_WHAT IS ASKED_: State how many lines in the entries below contain the string "with", treating uppercase and lowercase letters as distinct. Give only the number.

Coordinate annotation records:

========

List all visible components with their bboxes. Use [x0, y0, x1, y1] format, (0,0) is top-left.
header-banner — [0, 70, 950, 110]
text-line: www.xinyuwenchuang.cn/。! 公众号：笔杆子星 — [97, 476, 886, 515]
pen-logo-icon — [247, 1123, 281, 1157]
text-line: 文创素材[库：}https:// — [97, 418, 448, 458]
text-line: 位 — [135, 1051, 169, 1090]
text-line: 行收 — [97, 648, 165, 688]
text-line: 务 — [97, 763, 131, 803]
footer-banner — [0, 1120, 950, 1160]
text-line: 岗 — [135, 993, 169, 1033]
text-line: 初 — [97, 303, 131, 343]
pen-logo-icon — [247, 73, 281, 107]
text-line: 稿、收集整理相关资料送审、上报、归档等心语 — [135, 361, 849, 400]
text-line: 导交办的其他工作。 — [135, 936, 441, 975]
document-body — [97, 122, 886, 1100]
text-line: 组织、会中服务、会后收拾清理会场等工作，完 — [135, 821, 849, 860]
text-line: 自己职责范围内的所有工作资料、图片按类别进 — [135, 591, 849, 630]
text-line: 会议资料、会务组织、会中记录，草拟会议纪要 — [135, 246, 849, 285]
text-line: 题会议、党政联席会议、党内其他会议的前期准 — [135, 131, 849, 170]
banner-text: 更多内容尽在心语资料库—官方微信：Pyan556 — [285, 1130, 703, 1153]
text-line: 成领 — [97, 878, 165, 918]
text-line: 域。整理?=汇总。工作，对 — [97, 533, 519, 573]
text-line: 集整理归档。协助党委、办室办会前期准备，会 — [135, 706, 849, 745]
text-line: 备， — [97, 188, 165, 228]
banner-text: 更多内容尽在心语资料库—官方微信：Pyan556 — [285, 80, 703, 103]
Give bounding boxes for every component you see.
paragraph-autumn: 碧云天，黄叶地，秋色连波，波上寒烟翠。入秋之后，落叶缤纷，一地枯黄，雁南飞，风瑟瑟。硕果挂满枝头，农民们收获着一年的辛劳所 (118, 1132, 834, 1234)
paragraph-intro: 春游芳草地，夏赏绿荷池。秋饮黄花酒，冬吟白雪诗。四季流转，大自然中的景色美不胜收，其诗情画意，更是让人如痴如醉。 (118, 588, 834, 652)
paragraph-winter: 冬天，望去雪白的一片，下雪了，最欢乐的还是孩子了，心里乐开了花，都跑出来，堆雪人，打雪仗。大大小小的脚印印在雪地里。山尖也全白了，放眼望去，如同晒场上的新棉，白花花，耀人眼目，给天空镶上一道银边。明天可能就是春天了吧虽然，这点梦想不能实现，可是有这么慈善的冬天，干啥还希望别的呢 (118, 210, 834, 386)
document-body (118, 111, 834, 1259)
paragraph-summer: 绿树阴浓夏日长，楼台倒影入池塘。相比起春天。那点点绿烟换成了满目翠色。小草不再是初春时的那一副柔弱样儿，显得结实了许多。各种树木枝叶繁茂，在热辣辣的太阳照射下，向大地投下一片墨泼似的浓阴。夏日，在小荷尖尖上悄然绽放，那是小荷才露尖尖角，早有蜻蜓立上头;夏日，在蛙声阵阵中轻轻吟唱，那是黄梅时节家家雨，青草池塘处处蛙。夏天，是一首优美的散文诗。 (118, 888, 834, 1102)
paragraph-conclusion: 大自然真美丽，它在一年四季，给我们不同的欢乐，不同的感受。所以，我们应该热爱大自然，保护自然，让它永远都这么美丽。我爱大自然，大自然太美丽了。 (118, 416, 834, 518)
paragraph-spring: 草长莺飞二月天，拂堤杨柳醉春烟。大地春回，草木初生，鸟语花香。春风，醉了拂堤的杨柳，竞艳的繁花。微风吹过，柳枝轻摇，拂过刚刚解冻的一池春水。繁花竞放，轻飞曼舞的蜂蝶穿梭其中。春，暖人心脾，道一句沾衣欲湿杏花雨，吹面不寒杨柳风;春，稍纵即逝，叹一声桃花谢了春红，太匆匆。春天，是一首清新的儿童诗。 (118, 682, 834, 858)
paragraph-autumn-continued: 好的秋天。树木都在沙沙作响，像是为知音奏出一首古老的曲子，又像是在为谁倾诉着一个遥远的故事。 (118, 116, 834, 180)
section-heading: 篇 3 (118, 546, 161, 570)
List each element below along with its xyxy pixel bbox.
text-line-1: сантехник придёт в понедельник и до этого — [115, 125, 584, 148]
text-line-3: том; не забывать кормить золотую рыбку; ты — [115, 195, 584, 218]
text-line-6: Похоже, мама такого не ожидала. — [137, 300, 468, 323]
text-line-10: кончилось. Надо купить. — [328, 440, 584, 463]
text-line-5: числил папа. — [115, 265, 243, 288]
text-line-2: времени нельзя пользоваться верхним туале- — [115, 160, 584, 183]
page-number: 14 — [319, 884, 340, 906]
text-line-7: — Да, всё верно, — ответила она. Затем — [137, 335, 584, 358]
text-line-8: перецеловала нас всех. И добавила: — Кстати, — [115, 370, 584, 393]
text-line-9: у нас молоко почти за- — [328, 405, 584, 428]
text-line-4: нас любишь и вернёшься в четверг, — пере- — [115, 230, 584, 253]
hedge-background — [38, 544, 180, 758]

========

_EXERCISE ANSWER_: 2